(Collected data)
┄┄┄┄┄┄┄┄┄┄┄┄┄┄┄┄┄┄┄┄

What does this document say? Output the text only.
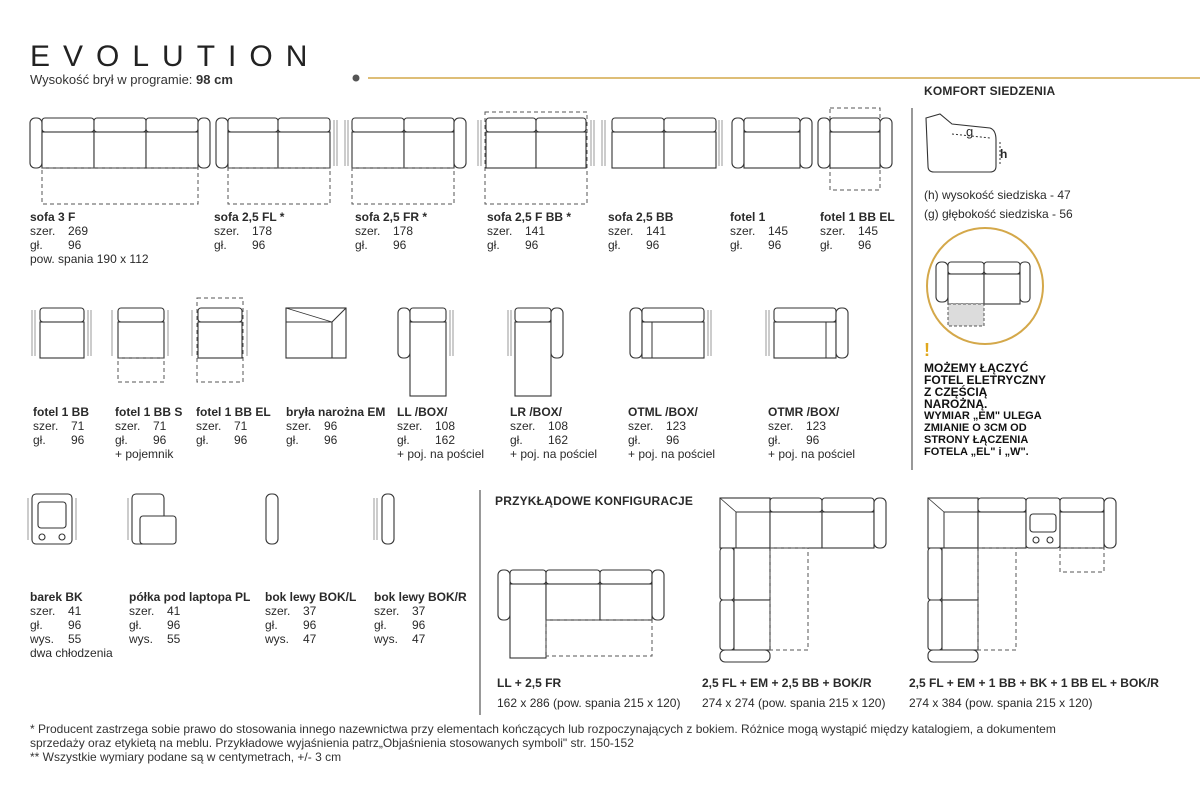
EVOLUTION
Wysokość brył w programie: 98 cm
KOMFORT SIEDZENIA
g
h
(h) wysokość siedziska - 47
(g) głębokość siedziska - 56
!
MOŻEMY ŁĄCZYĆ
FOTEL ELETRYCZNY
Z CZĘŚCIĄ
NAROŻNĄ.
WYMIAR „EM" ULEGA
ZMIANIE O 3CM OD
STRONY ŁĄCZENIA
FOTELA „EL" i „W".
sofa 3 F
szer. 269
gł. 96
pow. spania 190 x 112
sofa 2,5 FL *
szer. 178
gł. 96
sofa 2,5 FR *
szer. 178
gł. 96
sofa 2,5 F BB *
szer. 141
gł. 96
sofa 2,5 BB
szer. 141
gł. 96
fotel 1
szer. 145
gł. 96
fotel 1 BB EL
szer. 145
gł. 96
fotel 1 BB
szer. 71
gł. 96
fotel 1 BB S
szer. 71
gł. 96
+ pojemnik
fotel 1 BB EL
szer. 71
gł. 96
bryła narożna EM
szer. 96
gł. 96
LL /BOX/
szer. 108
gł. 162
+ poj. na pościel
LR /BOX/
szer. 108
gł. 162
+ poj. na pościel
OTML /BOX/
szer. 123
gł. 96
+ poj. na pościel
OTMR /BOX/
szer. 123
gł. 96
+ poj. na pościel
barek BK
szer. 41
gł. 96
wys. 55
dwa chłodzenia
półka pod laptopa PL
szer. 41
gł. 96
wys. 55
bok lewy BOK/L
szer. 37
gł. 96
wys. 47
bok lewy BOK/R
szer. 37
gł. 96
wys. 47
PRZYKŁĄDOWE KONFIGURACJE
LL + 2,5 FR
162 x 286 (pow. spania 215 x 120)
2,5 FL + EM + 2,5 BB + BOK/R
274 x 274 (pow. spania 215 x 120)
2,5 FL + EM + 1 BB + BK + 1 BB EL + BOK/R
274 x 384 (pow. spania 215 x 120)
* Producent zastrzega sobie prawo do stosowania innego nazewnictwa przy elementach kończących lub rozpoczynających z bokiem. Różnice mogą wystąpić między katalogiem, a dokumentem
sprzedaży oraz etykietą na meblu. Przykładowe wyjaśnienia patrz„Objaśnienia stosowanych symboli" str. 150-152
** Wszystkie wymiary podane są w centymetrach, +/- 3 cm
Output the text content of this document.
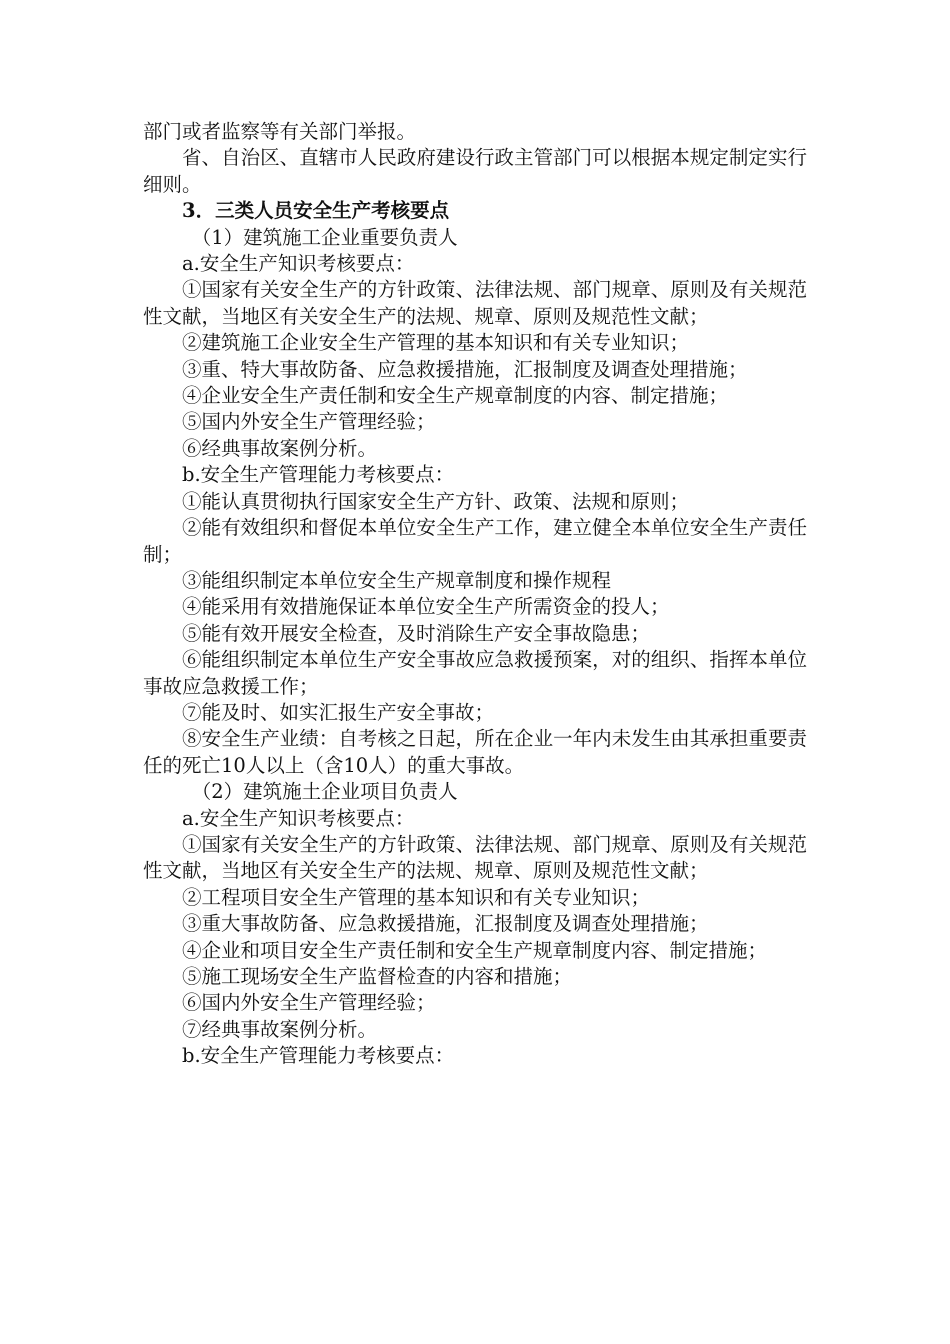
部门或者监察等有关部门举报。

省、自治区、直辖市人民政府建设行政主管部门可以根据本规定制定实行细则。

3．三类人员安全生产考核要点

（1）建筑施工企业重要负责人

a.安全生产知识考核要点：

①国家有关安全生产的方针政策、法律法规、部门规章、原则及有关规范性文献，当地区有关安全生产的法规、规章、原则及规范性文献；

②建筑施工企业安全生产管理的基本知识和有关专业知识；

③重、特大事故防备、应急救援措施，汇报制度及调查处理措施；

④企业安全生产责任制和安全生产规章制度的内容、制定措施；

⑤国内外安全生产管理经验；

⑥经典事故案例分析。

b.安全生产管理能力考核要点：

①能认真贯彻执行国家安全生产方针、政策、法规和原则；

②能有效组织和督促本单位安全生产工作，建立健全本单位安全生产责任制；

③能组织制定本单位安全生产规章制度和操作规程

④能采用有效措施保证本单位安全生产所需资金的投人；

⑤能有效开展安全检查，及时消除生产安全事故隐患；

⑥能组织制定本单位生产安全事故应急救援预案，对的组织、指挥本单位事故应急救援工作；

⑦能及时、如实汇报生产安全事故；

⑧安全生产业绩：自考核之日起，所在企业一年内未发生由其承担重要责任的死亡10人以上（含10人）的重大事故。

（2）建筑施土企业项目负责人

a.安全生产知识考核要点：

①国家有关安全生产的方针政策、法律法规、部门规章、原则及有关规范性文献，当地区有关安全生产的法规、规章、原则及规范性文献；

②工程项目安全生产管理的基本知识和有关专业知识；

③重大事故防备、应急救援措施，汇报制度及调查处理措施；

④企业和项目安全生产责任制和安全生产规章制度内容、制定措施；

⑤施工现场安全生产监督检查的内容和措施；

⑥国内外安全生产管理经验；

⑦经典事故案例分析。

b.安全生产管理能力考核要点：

┄┄┄┄┄┄┄┄┄┄┄┄┄┄┄┄┄┄┄┄

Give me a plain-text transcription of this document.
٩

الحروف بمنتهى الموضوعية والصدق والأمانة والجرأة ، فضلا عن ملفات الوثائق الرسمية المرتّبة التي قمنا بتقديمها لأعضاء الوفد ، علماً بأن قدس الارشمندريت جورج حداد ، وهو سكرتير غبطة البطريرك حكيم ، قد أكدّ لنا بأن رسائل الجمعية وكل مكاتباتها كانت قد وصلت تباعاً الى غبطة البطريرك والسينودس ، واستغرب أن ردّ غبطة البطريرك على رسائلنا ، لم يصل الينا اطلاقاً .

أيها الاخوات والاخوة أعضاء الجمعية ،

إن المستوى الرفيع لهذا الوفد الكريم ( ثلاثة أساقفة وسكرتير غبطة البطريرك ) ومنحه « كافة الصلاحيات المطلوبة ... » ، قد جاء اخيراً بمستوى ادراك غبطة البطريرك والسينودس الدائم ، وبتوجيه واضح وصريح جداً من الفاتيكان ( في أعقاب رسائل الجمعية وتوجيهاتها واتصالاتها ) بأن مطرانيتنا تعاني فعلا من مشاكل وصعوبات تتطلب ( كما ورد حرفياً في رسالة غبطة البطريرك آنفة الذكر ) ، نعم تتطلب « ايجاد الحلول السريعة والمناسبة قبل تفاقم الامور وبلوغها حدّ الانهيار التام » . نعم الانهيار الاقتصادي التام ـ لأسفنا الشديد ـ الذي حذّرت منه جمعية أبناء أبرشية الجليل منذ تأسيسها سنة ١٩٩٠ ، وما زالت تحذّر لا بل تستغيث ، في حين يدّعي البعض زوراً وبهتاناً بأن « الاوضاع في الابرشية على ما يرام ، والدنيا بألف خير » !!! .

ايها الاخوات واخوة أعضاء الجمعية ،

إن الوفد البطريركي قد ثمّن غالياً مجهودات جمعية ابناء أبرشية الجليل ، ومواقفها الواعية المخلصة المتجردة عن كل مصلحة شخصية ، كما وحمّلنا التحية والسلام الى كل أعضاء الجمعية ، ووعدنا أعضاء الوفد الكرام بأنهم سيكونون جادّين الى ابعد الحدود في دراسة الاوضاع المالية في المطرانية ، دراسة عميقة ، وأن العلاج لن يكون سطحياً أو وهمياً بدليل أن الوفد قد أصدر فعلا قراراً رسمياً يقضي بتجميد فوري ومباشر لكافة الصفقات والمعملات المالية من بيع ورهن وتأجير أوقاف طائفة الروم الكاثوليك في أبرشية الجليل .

┄┄┄┄┄┄┄┄┄┄┄┄┄┄┄┄┄┄┄┄

Pull out each line holding the string "الاخوات".

=== Answer to the task ===
أيها الاخوات والاخوة أعضاء الجمعية ،
ايها الاخوات واخوة أعضاء الجمعية ،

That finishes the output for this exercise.